Data tied to figure images:
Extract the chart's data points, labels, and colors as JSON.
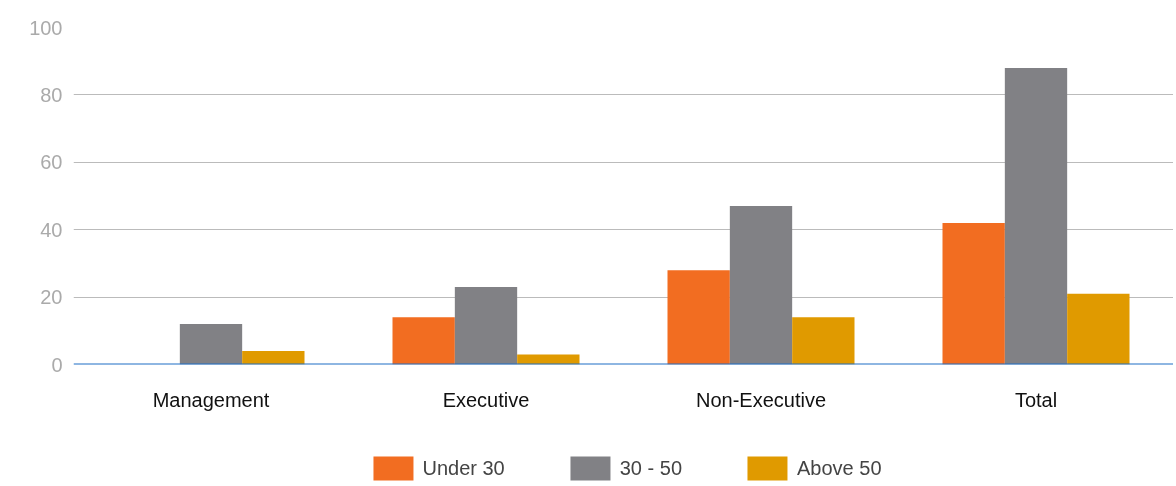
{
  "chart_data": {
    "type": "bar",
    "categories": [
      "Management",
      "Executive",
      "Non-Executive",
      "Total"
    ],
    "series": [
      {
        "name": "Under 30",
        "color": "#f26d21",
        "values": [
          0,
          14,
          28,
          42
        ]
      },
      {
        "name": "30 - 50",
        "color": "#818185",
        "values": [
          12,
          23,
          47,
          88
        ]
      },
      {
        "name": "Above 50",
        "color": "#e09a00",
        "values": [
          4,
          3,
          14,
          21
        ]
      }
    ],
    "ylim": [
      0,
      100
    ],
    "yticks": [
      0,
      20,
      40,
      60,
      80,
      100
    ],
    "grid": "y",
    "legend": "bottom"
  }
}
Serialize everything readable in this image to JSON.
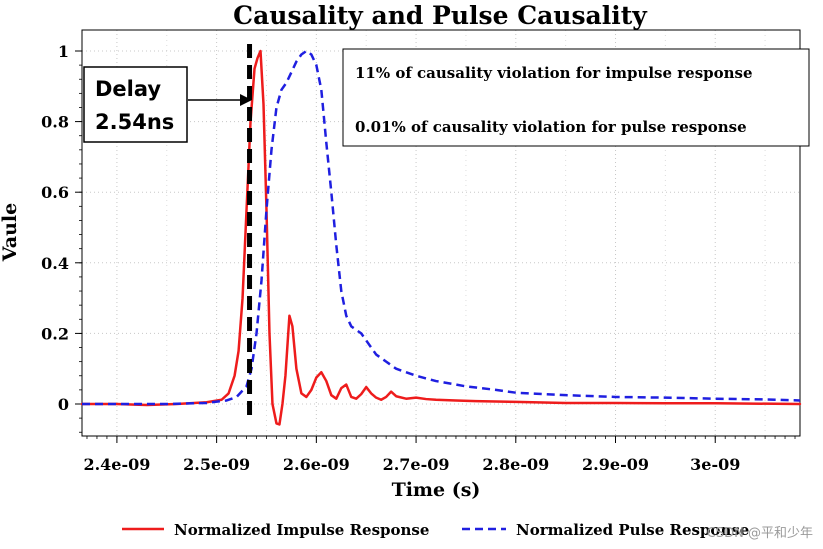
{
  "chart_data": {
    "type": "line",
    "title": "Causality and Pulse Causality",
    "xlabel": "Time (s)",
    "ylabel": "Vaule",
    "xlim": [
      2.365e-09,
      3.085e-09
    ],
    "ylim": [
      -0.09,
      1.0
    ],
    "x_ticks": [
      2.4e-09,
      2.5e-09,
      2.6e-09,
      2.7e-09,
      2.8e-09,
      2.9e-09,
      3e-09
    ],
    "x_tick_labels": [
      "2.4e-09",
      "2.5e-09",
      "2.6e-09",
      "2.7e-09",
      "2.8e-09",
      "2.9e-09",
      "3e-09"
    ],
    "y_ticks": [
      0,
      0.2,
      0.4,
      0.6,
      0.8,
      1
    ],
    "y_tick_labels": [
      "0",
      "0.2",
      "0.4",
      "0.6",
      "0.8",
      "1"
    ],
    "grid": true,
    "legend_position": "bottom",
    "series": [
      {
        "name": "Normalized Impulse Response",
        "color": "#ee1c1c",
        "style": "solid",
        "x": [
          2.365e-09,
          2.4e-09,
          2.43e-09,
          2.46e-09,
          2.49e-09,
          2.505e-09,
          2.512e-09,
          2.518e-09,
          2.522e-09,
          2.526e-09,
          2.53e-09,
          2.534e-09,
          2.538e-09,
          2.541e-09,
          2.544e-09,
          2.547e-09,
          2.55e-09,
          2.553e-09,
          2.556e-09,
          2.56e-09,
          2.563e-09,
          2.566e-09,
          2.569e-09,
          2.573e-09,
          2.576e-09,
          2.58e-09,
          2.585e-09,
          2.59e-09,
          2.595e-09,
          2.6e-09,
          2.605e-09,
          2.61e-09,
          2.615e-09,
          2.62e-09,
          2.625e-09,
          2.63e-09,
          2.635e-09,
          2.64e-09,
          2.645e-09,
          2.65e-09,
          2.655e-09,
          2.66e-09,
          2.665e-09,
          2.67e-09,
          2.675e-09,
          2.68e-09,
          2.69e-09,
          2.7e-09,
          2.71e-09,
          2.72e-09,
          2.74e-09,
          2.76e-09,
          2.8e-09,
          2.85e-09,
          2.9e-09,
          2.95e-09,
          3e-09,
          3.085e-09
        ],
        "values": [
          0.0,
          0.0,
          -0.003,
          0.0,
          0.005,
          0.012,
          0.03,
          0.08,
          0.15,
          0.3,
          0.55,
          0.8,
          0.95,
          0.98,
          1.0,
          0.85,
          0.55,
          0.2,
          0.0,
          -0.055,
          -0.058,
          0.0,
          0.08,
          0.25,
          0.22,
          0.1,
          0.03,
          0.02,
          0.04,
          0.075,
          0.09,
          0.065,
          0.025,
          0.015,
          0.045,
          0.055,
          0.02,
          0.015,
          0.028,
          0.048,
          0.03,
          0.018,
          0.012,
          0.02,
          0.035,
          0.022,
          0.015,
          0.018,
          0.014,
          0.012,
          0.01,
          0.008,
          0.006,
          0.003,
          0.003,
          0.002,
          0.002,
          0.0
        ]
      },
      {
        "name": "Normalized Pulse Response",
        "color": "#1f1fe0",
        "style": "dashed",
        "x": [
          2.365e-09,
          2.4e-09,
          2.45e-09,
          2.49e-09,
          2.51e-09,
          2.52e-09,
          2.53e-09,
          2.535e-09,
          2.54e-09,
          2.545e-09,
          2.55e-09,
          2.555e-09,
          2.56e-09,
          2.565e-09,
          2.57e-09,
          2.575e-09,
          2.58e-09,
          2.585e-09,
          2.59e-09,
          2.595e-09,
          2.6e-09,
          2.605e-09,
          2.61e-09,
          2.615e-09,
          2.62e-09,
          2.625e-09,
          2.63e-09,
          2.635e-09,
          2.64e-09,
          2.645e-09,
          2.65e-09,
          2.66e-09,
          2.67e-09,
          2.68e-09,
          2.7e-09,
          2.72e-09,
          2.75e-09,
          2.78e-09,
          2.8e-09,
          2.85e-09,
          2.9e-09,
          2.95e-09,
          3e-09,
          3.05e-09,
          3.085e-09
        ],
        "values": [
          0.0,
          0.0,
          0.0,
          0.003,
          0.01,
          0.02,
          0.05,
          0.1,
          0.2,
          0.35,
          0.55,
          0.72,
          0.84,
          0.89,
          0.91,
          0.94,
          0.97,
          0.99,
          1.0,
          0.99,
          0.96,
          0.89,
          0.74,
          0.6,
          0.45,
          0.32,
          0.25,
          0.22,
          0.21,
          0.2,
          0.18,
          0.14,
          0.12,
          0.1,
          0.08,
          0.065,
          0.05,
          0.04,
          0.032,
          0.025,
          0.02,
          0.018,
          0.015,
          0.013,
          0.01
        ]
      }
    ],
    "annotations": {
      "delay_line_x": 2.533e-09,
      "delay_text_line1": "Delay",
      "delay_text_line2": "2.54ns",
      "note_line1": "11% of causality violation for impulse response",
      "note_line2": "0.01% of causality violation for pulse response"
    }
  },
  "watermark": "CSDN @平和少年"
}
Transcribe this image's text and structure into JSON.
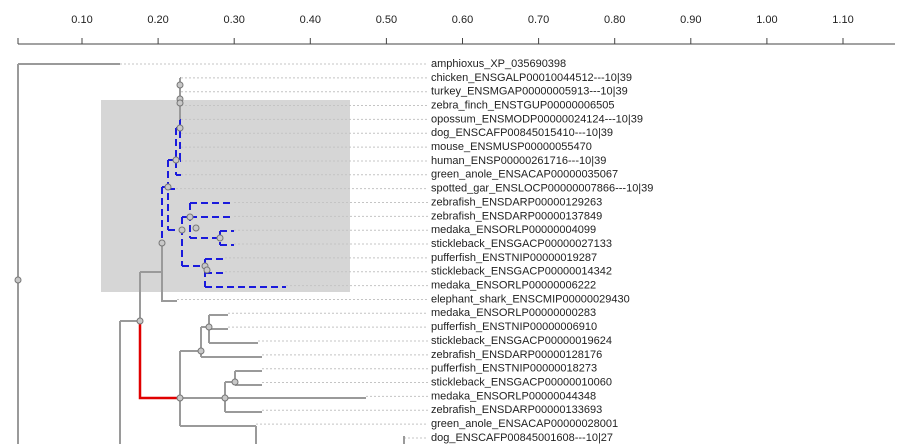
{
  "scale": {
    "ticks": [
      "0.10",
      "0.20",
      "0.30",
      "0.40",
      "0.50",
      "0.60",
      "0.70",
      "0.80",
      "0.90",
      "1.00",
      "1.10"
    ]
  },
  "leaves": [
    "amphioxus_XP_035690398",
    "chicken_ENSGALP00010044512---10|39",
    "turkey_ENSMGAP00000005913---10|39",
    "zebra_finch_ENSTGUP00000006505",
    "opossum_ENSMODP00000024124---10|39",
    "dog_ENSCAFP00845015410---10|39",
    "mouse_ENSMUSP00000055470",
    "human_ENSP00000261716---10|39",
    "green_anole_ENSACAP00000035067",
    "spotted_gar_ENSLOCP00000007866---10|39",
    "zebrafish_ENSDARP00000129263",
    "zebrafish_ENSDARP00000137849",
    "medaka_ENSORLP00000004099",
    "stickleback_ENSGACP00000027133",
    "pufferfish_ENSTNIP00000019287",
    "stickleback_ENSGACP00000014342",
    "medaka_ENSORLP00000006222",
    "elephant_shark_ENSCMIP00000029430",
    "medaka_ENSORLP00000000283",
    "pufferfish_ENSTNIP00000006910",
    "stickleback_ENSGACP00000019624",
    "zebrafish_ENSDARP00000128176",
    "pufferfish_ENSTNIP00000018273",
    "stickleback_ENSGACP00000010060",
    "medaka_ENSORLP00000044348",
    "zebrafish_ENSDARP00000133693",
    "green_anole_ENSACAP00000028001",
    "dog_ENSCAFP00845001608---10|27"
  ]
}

_Task to carry out_
Omit the pictures and restate the rest of the records verbatim.

_Solution_
Extract the chart's data points, labels, and colors as JSON.
{
  "chart_data": {
    "type": "bar",
    "categories": [
      "Management",
      "Executive",
      "Non-Executive",
      "Total"
    ],
    "series": [
      {
        "name": "Under 30",
        "color": "#f26d21",
        "values": [
          0,
          14,
          28,
          42
        ]
      },
      {
        "name": "30 - 50",
        "color": "#818185",
        "values": [
          12,
          23,
          47,
          88
        ]
      },
      {
        "name": "Above 50",
        "color": "#e09a00",
        "values": [
          4,
          3,
          14,
          21
        ]
      }
    ],
    "ylim": [
      0,
      100
    ],
    "yticks": [
      0,
      20,
      40,
      60,
      80,
      100
    ],
    "grid": "y",
    "legend": "bottom"
  }
}
Serialize everything readable in this image to JSON.
{
  "chart_data": {
    "type": "line",
    "title": "Causality and Pulse Causality",
    "xlabel": "Time (s)",
    "ylabel": "Vaule",
    "xlim": [
      2.365e-09,
      3.085e-09
    ],
    "ylim": [
      -0.09,
      1.0
    ],
    "x_ticks": [
      2.4e-09,
      2.5e-09,
      2.6e-09,
      2.7e-09,
      2.8e-09,
      2.9e-09,
      3e-09
    ],
    "x_tick_labels": [
      "2.4e-09",
      "2.5e-09",
      "2.6e-09",
      "2.7e-09",
      "2.8e-09",
      "2.9e-09",
      "3e-09"
    ],
    "y_ticks": [
      0,
      0.2,
      0.4,
      0.6,
      0.8,
      1
    ],
    "y_tick_labels": [
      "0",
      "0.2",
      "0.4",
      "0.6",
      "0.8",
      "1"
    ],
    "grid": true,
    "legend_position": "bottom",
    "series": [
      {
        "name": "Normalized Impulse Response",
        "color": "#ee1c1c",
        "style": "solid",
        "x": [
          2.365e-09,
          2.4e-09,
          2.43e-09,
          2.46e-09,
          2.49e-09,
          2.505e-09,
          2.512e-09,
          2.518e-09,
          2.522e-09,
          2.526e-09,
          2.53e-09,
          2.534e-09,
          2.538e-09,
          2.541e-09,
          2.544e-09,
          2.547e-09,
          2.55e-09,
          2.553e-09,
          2.556e-09,
          2.56e-09,
          2.563e-09,
          2.566e-09,
          2.569e-09,
          2.573e-09,
          2.576e-09,
          2.58e-09,
          2.585e-09,
          2.59e-09,
          2.595e-09,
          2.6e-09,
          2.605e-09,
          2.61e-09,
          2.615e-09,
          2.62e-09,
          2.625e-09,
          2.63e-09,
          2.635e-09,
          2.64e-09,
          2.645e-09,
          2.65e-09,
          2.655e-09,
          2.66e-09,
          2.665e-09,
          2.67e-09,
          2.675e-09,
          2.68e-09,
          2.69e-09,
          2.7e-09,
          2.71e-09,
          2.72e-09,
          2.74e-09,
          2.76e-09,
          2.8e-09,
          2.85e-09,
          2.9e-09,
          2.95e-09,
          3e-09,
          3.085e-09
        ],
        "values": [
          0.0,
          0.0,
          -0.003,
          0.0,
          0.005,
          0.012,
          0.03,
          0.08,
          0.15,
          0.3,
          0.55,
          0.8,
          0.95,
          0.98,
          1.0,
          0.85,
          0.55,
          0.2,
          0.0,
          -0.055,
          -0.058,
          0.0,
          0.08,
          0.25,
          0.22,
          0.1,
          0.03,
          0.02,
          0.04,
          0.075,
          0.09,
          0.065,
          0.025,
          0.015,
          0.045,
          0.055,
          0.02,
          0.015,
          0.028,
          0.048,
          0.03,
          0.018,
          0.012,
          0.02,
          0.035,
          0.022,
          0.015,
          0.018,
          0.014,
          0.012,
          0.01,
          0.008,
          0.006,
          0.003,
          0.003,
          0.002,
          0.002,
          0.0
        ]
      },
      {
        "name": "Normalized Pulse Response",
        "color": "#1f1fe0",
        "style": "dashed",
        "x": [
          2.365e-09,
          2.4e-09,
          2.45e-09,
          2.49e-09,
          2.51e-09,
          2.52e-09,
          2.53e-09,
          2.535e-09,
          2.54e-09,
          2.545e-09,
          2.55e-09,
          2.555e-09,
          2.56e-09,
          2.565e-09,
          2.57e-09,
          2.575e-09,
          2.58e-09,
          2.585e-09,
          2.59e-09,
          2.595e-09,
          2.6e-09,
          2.605e-09,
          2.61e-09,
          2.615e-09,
          2.62e-09,
          2.625e-09,
          2.63e-09,
          2.635e-09,
          2.64e-09,
          2.645e-09,
          2.65e-09,
          2.66e-09,
          2.67e-09,
          2.68e-09,
          2.7e-09,
          2.72e-09,
          2.75e-09,
          2.78e-09,
          2.8e-09,
          2.85e-09,
          2.9e-09,
          2.95e-09,
          3e-09,
          3.05e-09,
          3.085e-09
        ],
        "values": [
          0.0,
          0.0,
          0.0,
          0.003,
          0.01,
          0.02,
          0.05,
          0.1,
          0.2,
          0.35,
          0.55,
          0.72,
          0.84,
          0.89,
          0.91,
          0.94,
          0.97,
          0.99,
          1.0,
          0.99,
          0.96,
          0.89,
          0.74,
          0.6,
          0.45,
          0.32,
          0.25,
          0.22,
          0.21,
          0.2,
          0.18,
          0.14,
          0.12,
          0.1,
          0.08,
          0.065,
          0.05,
          0.04,
          0.032,
          0.025,
          0.02,
          0.018,
          0.015,
          0.013,
          0.01
        ]
      }
    ],
    "annotations": {
      "delay_line_x": 2.533e-09,
      "delay_text_line1": "Delay",
      "delay_text_line2": "2.54ns",
      "note_line1": "11% of causality violation for impulse response",
      "note_line2": "0.01% of causality violation for pulse response"
    }
  },
  "watermark": "CSDN @平和少年"
}
Transcribe this image's text and structure into JSON.
{
  "scale": {
    "ticks": [
      "0.10",
      "0.20",
      "0.30",
      "0.40",
      "0.50",
      "0.60",
      "0.70",
      "0.80",
      "0.90",
      "1.00",
      "1.10"
    ]
  },
  "leaves": [
    "amphioxus_XP_035690398",
    "chicken_ENSGALP00010044512---10|39",
    "turkey_ENSMGAP00000005913---10|39",
    "zebra_finch_ENSTGUP00000006505",
    "opossum_ENSMODP00000024124---10|39",
    "dog_ENSCAFP00845015410---10|39",
    "mouse_ENSMUSP00000055470",
    "human_ENSP00000261716---10|39",
    "green_anole_ENSACAP00000035067",
    "spotted_gar_ENSLOCP00000007866---10|39",
    "zebrafish_ENSDARP00000129263",
    "zebrafish_ENSDARP00000137849",
    "medaka_ENSORLP00000004099",
    "stickleback_ENSGACP00000027133",
    "pufferfish_ENSTNIP00000019287",
    "stickleback_ENSGACP00000014342",
    "medaka_ENSORLP00000006222",
    "elephant_shark_ENSCMIP00000029430",
    "medaka_ENSORLP00000000283",
    "pufferfish_ENSTNIP00000006910",
    "stickleback_ENSGACP00000019624",
    "zebrafish_ENSDARP00000128176",
    "pufferfish_ENSTNIP00000018273",
    "stickleback_ENSGACP00000010060",
    "medaka_ENSORLP00000044348",
    "zebrafish_ENSDARP00000133693",
    "green_anole_ENSACAP00000028001",
    "dog_ENSCAFP00845001608---10|27"
  ]
}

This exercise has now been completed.